REQUIRED TASK
Give back a single number, the count of lines containing the word "Visual".

SUPPLIED DATA
----

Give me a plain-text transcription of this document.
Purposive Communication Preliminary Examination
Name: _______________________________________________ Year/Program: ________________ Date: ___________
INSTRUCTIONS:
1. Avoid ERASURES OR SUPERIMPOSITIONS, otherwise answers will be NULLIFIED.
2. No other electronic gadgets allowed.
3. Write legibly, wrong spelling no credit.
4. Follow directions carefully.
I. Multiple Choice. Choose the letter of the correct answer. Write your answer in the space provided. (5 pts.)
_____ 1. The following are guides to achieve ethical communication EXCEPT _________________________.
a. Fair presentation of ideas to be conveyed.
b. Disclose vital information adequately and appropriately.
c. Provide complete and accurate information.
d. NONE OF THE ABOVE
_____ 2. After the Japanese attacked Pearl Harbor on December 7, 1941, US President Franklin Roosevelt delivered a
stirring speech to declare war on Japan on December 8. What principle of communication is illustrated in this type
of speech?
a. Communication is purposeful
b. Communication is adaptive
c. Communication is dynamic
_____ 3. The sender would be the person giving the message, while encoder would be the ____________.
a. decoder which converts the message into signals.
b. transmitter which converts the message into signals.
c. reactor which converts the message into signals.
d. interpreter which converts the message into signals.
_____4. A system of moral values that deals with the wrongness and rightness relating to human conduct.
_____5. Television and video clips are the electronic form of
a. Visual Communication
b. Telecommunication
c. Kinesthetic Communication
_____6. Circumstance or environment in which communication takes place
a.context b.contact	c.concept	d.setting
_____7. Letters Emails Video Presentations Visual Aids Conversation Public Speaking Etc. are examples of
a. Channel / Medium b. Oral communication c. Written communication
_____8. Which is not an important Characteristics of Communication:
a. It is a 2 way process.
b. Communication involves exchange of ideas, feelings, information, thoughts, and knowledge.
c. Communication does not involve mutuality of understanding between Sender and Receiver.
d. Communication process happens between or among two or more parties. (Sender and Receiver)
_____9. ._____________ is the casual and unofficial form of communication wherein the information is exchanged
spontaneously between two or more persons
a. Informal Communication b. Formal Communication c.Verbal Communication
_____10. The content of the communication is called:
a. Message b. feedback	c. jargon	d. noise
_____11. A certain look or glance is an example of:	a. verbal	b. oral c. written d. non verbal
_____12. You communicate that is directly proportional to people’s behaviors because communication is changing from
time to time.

----

EXERCISE RESULT
2